## [Prompt]
Write every record out again exactly, and keep images out of it.

—————

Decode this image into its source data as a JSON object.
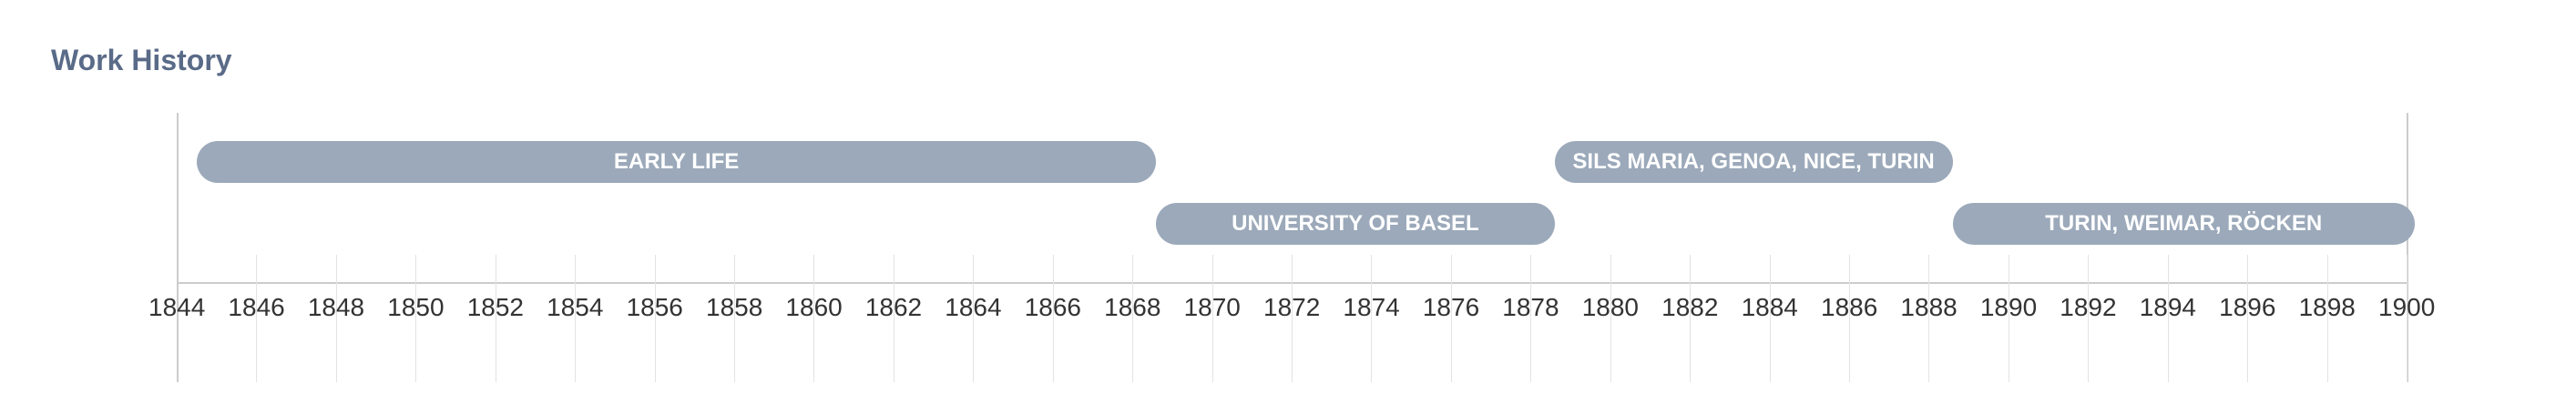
{
  "title": "Work History",
  "colors": {
    "bar": "#9ba9ba",
    "title": "#5a6b88",
    "bar_text": "#ffffff"
  },
  "axis": {
    "start_year": 1844,
    "end_year": 1900,
    "ticks": [
      "1844",
      "1846",
      "1848",
      "1850",
      "1852",
      "1854",
      "1856",
      "1858",
      "1860",
      "1862",
      "1864",
      "1866",
      "1868",
      "1870",
      "1872",
      "1874",
      "1876",
      "1878",
      "1880",
      "1882",
      "1884",
      "1886",
      "1888",
      "1890",
      "1892",
      "1894",
      "1896",
      "1898",
      "1900"
    ]
  },
  "periods": [
    {
      "label": "EARLY LIFE",
      "start": 1844.5,
      "end": 1868.6
    },
    {
      "label": "UNIVERSITY OF BASEL",
      "start": 1868.6,
      "end": 1878.6
    },
    {
      "label": "SILS MARIA, GENOA, NICE, TURIN",
      "start": 1878.6,
      "end": 1888.6
    },
    {
      "label": "TURIN, WEIMAR, RÖCKEN",
      "start": 1888.6,
      "end": 1900.2
    }
  ]
}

—————

## [Output of the task]
Decode this image into its source data as a JSON object.
{
  "title": "Work History",
  "colors": {
    "bar": "#9ba9ba",
    "title": "#5a6b88",
    "bar_text": "#ffffff"
  },
  "axis": {
    "start_year": 1844,
    "end_year": 1900,
    "ticks": [
      "1844",
      "1846",
      "1848",
      "1850",
      "1852",
      "1854",
      "1856",
      "1858",
      "1860",
      "1862",
      "1864",
      "1866",
      "1868",
      "1870",
      "1872",
      "1874",
      "1876",
      "1878",
      "1880",
      "1882",
      "1884",
      "1886",
      "1888",
      "1890",
      "1892",
      "1894",
      "1896",
      "1898",
      "1900"
    ]
  },
  "periods": [
    {
      "label": "EARLY LIFE",
      "start": 1844.5,
      "end": 1868.6
    },
    {
      "label": "UNIVERSITY OF BASEL",
      "start": 1868.6,
      "end": 1878.6
    },
    {
      "label": "SILS MARIA, GENOA, NICE, TURIN",
      "start": 1878.6,
      "end": 1888.6
    },
    {
      "label": "TURIN, WEIMAR, RÖCKEN",
      "start": 1888.6,
      "end": 1900.2
    }
  ]
}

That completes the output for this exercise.